Element position data
---

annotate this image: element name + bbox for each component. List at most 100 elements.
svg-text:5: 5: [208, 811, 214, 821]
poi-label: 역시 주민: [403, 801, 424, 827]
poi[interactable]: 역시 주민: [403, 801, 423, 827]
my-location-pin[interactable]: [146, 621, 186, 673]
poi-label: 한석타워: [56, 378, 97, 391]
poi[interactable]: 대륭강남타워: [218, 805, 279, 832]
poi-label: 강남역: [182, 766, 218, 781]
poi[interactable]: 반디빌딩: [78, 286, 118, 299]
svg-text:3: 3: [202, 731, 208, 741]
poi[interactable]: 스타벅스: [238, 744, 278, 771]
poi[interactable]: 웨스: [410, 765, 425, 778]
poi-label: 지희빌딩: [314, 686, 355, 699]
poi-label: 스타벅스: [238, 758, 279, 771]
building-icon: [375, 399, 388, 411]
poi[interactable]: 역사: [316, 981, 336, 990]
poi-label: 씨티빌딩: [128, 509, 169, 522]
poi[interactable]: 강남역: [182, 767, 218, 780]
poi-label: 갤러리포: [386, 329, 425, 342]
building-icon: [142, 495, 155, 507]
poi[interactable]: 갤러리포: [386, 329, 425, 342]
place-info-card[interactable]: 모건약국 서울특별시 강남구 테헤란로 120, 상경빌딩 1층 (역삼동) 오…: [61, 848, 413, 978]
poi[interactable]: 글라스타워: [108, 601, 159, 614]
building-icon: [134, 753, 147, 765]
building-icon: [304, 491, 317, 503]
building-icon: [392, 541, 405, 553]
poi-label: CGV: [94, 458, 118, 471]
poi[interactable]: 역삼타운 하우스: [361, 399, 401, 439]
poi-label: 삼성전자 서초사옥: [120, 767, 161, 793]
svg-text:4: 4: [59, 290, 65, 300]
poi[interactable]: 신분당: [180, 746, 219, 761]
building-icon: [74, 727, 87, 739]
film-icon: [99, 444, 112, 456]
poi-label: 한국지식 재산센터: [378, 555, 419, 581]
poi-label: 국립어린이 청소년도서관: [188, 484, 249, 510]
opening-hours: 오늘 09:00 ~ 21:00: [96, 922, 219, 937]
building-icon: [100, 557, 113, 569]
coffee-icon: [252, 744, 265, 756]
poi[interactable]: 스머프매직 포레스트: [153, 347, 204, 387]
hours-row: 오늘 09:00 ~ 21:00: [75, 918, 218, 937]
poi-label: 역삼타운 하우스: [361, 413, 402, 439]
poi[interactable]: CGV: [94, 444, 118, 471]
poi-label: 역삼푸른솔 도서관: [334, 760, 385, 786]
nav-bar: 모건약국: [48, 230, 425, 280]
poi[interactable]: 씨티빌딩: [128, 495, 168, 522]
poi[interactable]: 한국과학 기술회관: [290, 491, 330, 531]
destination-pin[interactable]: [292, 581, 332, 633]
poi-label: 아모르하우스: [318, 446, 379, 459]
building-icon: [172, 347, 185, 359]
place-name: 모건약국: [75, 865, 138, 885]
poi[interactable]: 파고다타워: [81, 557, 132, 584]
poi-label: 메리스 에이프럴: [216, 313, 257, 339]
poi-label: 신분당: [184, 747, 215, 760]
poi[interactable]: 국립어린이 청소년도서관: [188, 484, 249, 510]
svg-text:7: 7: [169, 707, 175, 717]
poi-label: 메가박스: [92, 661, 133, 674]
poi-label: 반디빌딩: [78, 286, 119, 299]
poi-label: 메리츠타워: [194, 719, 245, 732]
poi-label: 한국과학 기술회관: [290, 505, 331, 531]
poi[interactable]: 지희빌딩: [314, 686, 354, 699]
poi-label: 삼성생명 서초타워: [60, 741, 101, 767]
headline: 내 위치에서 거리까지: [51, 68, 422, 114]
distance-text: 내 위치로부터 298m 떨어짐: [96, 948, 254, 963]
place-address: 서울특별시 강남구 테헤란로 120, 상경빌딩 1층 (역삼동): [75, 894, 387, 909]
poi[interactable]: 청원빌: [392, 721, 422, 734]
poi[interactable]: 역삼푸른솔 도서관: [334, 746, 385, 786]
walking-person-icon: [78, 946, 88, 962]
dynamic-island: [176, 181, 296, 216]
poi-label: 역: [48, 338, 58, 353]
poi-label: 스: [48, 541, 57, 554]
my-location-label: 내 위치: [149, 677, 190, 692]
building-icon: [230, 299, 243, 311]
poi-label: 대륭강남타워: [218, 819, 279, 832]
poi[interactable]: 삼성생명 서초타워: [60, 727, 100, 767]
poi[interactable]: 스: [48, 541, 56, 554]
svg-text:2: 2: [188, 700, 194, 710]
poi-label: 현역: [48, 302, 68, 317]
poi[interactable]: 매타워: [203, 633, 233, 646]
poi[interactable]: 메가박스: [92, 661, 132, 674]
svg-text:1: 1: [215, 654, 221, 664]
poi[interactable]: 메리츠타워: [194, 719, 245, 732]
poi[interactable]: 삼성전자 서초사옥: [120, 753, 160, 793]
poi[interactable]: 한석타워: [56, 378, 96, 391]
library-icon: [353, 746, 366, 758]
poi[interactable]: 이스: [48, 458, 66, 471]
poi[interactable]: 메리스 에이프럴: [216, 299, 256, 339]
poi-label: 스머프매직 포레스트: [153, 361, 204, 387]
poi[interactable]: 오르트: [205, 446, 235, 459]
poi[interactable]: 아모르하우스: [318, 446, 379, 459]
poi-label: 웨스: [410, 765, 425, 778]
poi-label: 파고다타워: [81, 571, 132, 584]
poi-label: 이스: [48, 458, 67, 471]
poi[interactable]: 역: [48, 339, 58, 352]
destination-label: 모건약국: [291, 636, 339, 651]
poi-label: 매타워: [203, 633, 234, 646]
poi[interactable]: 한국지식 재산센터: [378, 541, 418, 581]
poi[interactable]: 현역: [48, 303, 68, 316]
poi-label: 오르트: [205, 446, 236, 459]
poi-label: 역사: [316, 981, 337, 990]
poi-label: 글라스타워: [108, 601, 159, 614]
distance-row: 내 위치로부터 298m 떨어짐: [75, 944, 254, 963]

---

* [Directions] Rewrite the records from the first line through the line containing "building-icon: [304, 491, 317, 503]", replacing "poi-label" with "place-label" and leaving everything else unchanged.

* [Output for this task]
annotate this image: element name + bbox for each component. List at most 100 elements.
svg-text:5: 5: [208, 811, 214, 821]
place-label: 역시 주민: [403, 801, 424, 827]
poi[interactable]: 역시 주민: [403, 801, 423, 827]
my-location-pin[interactable]: [146, 621, 186, 673]
place-label: 한석타워: [56, 378, 97, 391]
poi[interactable]: 대륭강남타워: [218, 805, 279, 832]
place-label: 강남역: [182, 766, 218, 781]
poi[interactable]: 반디빌딩: [78, 286, 118, 299]
svg-text:3: 3: [202, 731, 208, 741]
poi[interactable]: 스타벅스: [238, 744, 278, 771]
poi[interactable]: 웨스: [410, 765, 425, 778]
place-label: 지희빌딩: [314, 686, 355, 699]
place-label: 스타벅스: [238, 758, 279, 771]
building-icon: [375, 399, 388, 411]
poi[interactable]: 역사: [316, 981, 336, 990]
place-label: 씨티빌딩: [128, 509, 169, 522]
poi[interactable]: 강남역: [182, 767, 218, 780]
place-label: 갤러리포: [386, 329, 425, 342]
building-icon: [142, 495, 155, 507]
poi[interactable]: 갤러리포: [386, 329, 425, 342]
place-info-card[interactable]: 모건약국 서울특별시 강남구 테헤란로 120, 상경빌딩 1층 (역삼동) 오…: [61, 848, 413, 978]
poi[interactable]: 글라스타워: [108, 601, 159, 614]
building-icon: [134, 753, 147, 765]
building-icon: [304, 491, 317, 503]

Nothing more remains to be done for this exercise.